[Brief]
The records should be repeated word for word, pictures excluded.
——
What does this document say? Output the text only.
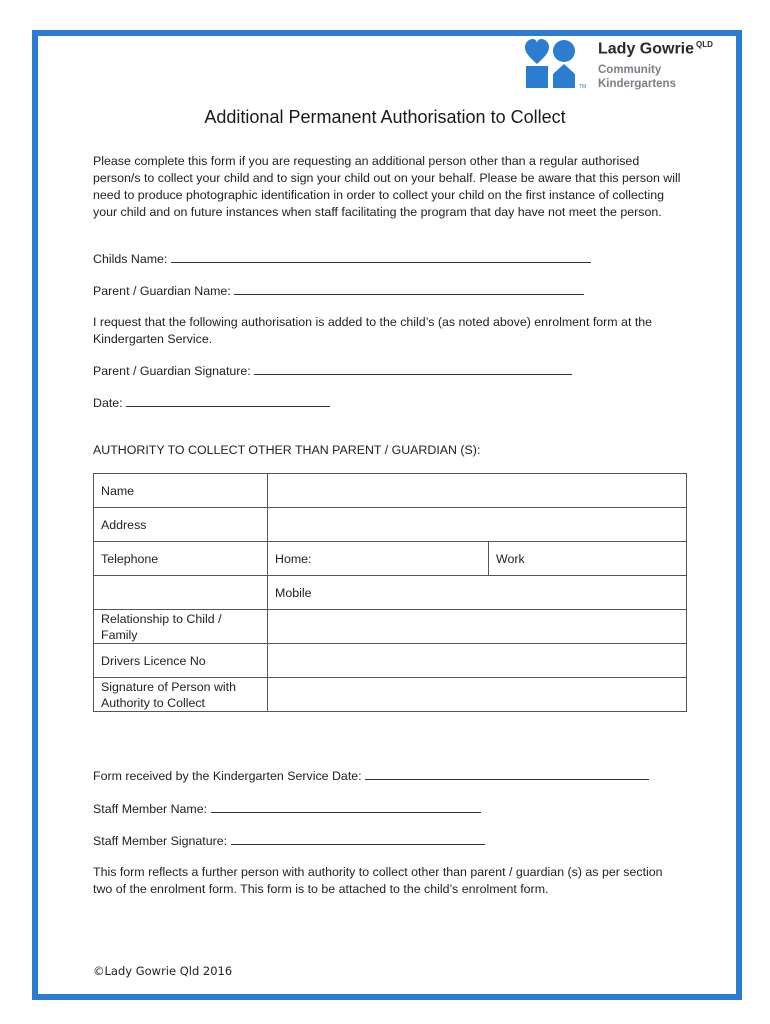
TM
Lady Gowrie $^{QLD}$
Community
Kindergartens
Additional Permanent Authorisation to Collect
Please complete this form if you are requesting an additional person other than a regular authorised person/s to collect your child and to sign your child out on your behalf. Please be aware that this person will need to produce photographic identification in order to collect your child on the first instance of collecting your child and on future instances when staff facilitating the program that day have not meet the person.
Childs Name:
Parent / Guardian Name:
I request that the following authorisation is added to the child’s (as noted above) enrolment form at the Kindergarten Service.
Parent / Guardian Signature:
Date:
AUTHORITY TO COLLECT OTHER THAN PARENT / GUARDIAN (S):
Name		
Address		
Telephone	Home:	Work
	Mobile	
Relationship to Child / Family		
Drivers Licence No		
Signature of Person with Authority to Collect		
Form received by the Kindergarten Service Date:
Staff Member Name:
Staff Member Signature:
This form reflects a further person with authority to collect other than parent / guardian (s) as per section two of the enrolment form. This form is to be attached to the child’s enrolment form.
©Lady Gowrie Qld 2016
——
[The output]
What does this document say? Output the text only.
TM
Lady Gowrie $^{QLD}$
Community
Kindergartens
Additional Permanent Authorisation to Collect
Please complete this form if you are requesting an additional person other than a regular authorised person/s to collect your child and to sign your child out on your behalf. Please be aware that this person will need to produce photographic identification in order to collect your child on the first instance of collecting your child and on future instances when staff facilitating the program that day have not meet the person.
Childs Name:
Parent / Guardian Name:
I request that the following authorisation is added to the child’s (as noted above) enrolment form at the Kindergarten Service.
Parent / Guardian Signature:
Date:
AUTHORITY TO COLLECT OTHER THAN PARENT / GUARDIAN (S):
Name		
Address		
Telephone	Home:	Work
	Mobile	
Relationship to Child / Family		
Drivers Licence No		
Signature of Person with Authority to Collect		
Form received by the Kindergarten Service Date:
Staff Member Name:
Staff Member Signature:
This form reflects a further person with authority to collect other than parent / guardian (s) as per section two of the enrolment form. This form is to be attached to the child’s enrolment form.
©Lady Gowrie Qld 2016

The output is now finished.